▸ **Data excerpts**:
------------------------------
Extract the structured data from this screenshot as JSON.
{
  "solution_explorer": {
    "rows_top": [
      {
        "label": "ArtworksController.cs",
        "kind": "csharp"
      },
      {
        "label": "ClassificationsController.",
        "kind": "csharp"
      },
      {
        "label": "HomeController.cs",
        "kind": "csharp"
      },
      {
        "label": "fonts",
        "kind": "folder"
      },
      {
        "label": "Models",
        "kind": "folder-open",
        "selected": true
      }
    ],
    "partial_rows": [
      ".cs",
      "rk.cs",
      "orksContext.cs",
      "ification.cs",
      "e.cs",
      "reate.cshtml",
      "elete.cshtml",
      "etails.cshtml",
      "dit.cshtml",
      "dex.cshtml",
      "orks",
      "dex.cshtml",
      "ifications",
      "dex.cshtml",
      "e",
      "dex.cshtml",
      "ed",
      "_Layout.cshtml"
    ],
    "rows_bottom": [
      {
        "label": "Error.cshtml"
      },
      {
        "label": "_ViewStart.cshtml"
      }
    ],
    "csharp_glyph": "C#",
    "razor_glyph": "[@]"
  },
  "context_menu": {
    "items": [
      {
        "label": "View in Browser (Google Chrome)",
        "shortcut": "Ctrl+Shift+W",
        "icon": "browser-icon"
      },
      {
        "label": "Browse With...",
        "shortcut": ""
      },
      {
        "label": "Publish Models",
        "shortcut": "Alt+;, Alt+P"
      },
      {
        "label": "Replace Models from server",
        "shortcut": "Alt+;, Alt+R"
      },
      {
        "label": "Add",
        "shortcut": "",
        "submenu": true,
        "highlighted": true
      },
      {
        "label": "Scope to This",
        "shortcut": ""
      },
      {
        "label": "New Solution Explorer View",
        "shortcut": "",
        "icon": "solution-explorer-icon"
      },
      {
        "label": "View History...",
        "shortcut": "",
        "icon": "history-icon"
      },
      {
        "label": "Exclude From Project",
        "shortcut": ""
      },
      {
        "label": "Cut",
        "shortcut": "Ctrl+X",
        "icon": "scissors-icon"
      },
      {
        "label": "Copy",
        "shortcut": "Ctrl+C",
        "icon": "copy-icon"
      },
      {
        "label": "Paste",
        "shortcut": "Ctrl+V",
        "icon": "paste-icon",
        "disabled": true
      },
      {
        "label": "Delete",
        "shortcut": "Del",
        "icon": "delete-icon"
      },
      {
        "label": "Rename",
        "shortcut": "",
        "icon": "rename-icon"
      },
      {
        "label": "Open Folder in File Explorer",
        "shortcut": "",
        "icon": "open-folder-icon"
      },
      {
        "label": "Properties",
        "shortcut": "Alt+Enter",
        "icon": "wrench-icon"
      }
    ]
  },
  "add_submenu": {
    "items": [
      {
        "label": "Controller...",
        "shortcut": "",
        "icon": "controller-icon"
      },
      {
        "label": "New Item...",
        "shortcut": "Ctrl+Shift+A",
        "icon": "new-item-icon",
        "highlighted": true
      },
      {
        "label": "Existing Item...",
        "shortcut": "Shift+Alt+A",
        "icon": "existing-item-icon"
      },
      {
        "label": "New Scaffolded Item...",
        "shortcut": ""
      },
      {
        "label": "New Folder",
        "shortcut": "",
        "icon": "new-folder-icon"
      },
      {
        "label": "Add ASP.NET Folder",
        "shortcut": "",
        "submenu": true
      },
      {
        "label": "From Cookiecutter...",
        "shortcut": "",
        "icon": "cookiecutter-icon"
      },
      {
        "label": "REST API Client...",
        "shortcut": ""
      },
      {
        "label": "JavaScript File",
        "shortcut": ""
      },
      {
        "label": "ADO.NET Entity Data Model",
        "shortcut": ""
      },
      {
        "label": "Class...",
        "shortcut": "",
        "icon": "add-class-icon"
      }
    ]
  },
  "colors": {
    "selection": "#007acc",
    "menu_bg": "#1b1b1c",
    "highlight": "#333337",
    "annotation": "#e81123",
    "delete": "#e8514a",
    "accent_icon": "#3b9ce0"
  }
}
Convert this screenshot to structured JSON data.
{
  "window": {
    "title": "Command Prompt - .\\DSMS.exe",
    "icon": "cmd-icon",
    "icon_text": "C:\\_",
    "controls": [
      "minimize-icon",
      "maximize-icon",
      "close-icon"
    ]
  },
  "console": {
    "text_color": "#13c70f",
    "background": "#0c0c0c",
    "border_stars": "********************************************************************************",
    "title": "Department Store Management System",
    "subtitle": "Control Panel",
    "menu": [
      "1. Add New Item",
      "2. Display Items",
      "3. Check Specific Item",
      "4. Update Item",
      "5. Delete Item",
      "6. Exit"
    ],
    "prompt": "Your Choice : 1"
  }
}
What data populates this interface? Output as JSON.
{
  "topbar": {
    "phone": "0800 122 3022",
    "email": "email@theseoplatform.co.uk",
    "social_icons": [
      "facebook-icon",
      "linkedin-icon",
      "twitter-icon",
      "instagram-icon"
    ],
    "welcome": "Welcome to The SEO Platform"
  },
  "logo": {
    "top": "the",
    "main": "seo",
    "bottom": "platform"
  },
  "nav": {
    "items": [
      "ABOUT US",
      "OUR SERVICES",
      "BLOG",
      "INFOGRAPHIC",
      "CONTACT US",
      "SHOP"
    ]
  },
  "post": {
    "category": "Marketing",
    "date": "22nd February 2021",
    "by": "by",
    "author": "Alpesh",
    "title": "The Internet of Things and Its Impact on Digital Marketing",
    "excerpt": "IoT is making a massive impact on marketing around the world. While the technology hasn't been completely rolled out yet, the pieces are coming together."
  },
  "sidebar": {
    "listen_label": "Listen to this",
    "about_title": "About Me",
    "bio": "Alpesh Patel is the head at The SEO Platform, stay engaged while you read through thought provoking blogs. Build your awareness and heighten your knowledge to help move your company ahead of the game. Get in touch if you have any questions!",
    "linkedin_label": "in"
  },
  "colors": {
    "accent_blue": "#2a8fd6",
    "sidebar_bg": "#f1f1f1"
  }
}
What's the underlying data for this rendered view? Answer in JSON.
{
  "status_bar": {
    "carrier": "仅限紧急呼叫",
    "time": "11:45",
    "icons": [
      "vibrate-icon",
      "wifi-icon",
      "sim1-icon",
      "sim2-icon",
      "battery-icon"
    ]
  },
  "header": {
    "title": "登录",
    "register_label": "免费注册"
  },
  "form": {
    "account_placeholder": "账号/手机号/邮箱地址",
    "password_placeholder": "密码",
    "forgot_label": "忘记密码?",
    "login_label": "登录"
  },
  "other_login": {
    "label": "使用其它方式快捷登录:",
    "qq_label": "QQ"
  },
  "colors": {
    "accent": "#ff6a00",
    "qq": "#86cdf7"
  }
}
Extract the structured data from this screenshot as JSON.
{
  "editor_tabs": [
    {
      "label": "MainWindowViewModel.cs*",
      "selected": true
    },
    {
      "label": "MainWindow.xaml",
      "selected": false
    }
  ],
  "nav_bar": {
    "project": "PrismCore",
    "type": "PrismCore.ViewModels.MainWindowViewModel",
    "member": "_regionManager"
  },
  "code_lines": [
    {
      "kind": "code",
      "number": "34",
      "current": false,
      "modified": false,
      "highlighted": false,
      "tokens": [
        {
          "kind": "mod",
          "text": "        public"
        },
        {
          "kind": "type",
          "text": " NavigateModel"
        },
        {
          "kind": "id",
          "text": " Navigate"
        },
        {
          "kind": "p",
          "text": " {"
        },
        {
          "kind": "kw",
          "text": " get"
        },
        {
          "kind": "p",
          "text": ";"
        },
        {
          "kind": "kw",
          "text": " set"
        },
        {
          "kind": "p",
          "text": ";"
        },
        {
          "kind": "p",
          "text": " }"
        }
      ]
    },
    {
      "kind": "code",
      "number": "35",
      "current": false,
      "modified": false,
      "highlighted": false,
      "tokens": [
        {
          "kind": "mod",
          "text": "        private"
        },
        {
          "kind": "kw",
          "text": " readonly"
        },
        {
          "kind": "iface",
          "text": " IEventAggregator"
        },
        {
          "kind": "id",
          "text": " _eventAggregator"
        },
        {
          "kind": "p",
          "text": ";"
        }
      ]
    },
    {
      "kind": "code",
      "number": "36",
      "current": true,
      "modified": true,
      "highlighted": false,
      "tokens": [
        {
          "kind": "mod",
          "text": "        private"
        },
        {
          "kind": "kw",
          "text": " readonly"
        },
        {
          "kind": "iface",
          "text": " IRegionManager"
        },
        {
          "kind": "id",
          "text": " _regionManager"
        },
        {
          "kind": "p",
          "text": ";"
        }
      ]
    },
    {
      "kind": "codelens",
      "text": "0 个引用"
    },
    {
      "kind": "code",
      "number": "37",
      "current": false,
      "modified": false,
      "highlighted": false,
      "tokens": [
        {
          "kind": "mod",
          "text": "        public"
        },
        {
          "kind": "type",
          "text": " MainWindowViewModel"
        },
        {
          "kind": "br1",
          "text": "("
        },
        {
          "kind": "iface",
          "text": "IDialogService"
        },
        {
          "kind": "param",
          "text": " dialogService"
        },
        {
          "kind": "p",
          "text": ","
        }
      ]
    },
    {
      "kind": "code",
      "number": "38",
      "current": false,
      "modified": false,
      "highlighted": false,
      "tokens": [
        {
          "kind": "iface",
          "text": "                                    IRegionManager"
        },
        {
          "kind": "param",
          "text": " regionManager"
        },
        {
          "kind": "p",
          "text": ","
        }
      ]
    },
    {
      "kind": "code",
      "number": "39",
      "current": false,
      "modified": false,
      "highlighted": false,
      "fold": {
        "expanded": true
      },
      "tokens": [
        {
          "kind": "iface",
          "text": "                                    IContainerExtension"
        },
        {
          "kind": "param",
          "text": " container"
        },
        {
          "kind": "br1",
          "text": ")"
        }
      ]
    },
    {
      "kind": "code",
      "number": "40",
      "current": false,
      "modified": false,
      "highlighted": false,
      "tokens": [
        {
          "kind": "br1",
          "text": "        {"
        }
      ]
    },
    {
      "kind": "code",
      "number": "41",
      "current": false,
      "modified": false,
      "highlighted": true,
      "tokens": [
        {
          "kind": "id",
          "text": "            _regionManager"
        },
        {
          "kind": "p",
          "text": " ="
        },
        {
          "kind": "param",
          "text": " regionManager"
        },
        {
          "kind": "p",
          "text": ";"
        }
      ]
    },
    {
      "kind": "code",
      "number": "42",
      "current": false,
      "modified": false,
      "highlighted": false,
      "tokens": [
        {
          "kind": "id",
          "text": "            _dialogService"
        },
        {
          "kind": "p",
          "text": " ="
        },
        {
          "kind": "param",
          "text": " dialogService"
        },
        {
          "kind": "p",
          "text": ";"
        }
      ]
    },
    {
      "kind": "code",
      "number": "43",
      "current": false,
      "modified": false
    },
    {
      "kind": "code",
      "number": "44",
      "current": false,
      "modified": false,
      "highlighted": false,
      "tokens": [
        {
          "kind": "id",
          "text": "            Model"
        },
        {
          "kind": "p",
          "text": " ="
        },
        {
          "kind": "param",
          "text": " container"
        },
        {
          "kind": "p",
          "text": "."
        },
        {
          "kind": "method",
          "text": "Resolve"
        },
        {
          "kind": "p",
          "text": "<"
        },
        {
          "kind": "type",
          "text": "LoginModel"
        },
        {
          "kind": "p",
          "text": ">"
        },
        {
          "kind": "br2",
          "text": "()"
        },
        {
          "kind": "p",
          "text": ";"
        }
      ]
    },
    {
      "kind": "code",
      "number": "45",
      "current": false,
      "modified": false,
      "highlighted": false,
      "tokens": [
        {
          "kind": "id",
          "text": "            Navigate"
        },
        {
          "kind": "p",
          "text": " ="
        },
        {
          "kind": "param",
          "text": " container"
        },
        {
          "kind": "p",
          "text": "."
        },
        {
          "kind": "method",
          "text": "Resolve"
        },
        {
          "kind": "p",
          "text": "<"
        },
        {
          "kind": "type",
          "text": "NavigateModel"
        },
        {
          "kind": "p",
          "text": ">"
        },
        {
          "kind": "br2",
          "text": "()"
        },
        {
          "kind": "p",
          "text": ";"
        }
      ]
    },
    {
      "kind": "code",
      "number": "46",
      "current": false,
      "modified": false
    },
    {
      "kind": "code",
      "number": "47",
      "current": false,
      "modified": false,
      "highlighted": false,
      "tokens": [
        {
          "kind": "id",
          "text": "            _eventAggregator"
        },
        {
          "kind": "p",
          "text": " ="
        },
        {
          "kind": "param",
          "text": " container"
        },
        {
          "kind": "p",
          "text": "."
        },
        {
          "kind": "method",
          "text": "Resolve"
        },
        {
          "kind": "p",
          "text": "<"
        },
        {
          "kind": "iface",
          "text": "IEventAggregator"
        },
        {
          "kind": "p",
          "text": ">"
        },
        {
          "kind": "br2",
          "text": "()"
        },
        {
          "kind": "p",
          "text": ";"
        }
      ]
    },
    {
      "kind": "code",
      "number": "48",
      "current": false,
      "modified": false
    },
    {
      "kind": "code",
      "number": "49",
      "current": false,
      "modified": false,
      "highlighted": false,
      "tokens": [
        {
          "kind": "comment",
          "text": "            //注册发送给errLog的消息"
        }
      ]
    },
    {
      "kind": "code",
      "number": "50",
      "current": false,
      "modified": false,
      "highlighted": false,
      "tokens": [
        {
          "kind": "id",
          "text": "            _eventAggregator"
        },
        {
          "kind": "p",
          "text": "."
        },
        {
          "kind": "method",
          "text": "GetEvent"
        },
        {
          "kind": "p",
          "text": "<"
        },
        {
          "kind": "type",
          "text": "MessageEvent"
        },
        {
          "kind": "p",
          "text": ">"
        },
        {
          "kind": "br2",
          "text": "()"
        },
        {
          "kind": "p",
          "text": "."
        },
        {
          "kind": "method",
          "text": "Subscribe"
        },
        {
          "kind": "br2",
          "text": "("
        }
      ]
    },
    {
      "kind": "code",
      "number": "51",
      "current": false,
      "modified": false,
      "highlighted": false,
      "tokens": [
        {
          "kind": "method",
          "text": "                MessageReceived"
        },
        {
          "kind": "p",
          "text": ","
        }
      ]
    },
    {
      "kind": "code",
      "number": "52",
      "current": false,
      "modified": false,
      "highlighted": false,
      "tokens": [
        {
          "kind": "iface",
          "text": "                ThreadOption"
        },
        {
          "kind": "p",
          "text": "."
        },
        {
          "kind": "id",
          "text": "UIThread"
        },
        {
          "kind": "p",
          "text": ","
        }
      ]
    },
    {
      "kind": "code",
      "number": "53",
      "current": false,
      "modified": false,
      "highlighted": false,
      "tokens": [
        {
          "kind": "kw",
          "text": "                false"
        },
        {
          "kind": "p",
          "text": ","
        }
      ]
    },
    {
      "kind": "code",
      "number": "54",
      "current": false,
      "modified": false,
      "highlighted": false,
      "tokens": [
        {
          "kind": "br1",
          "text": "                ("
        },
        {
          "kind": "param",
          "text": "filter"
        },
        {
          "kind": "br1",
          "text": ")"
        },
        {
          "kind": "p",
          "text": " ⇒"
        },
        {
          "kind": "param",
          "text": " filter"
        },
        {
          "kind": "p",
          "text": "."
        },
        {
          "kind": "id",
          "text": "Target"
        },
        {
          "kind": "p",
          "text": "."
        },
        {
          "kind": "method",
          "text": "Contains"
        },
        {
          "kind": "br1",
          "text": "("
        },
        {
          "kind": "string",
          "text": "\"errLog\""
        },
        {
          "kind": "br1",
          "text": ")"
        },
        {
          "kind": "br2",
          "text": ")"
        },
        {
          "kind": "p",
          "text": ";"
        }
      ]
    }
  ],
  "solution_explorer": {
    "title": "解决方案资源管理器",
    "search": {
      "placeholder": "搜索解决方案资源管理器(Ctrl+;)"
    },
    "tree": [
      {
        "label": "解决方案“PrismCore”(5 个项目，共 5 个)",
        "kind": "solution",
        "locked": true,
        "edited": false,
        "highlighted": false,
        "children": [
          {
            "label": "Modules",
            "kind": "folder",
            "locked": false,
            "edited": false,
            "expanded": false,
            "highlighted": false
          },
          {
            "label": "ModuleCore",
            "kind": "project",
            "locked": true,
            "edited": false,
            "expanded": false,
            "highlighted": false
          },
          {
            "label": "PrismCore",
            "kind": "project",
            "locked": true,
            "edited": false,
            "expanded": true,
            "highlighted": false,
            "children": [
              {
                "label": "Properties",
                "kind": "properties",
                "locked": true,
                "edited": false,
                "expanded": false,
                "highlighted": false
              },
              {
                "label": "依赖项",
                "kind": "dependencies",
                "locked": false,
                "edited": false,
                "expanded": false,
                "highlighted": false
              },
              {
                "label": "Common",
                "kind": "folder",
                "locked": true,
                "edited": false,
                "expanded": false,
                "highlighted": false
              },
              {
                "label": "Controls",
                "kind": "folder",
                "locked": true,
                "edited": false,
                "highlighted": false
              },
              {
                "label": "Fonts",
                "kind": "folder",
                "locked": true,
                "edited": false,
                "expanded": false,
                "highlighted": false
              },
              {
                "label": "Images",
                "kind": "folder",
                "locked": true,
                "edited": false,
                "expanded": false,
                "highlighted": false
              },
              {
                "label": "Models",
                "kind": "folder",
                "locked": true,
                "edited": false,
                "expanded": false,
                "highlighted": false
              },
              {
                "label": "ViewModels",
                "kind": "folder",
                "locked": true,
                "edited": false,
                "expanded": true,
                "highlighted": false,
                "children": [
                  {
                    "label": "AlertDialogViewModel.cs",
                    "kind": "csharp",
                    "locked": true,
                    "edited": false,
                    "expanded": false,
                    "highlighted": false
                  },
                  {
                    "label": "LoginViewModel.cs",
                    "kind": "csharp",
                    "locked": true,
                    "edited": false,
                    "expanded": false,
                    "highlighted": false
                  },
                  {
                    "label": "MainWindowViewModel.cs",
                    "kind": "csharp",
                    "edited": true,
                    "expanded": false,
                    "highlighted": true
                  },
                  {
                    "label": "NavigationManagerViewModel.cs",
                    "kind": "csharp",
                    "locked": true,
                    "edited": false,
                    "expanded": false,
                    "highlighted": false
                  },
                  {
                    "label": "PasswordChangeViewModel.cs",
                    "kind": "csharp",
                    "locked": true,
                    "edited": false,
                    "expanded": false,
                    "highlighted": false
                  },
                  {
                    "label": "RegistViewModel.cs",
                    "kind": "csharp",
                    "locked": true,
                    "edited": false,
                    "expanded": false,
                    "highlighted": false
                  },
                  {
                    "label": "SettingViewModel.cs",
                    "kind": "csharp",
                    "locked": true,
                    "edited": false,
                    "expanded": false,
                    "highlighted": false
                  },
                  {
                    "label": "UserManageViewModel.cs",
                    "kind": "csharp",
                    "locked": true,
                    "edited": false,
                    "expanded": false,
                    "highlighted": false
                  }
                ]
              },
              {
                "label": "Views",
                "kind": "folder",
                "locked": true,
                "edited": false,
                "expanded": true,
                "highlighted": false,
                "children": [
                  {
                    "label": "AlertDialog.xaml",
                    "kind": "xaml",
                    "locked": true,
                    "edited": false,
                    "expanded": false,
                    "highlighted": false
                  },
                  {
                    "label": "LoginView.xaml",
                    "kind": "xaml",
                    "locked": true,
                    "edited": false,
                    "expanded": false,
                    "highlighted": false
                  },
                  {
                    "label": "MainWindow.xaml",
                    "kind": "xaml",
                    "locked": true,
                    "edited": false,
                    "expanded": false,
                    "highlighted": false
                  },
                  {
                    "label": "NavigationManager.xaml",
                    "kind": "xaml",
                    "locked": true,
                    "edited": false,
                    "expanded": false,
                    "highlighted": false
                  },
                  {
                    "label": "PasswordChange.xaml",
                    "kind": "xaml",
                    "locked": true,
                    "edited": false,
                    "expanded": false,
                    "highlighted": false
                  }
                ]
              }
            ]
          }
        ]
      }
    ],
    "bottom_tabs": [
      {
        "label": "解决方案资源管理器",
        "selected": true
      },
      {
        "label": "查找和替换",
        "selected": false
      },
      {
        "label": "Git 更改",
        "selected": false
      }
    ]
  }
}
------------------------------
▸ **Set task**:
Gather each line that holds "What".

▸ **Written solution**:
What data populates this interface? Output as JSON.
What's the underlying data for this rendered view? Answer in JSON.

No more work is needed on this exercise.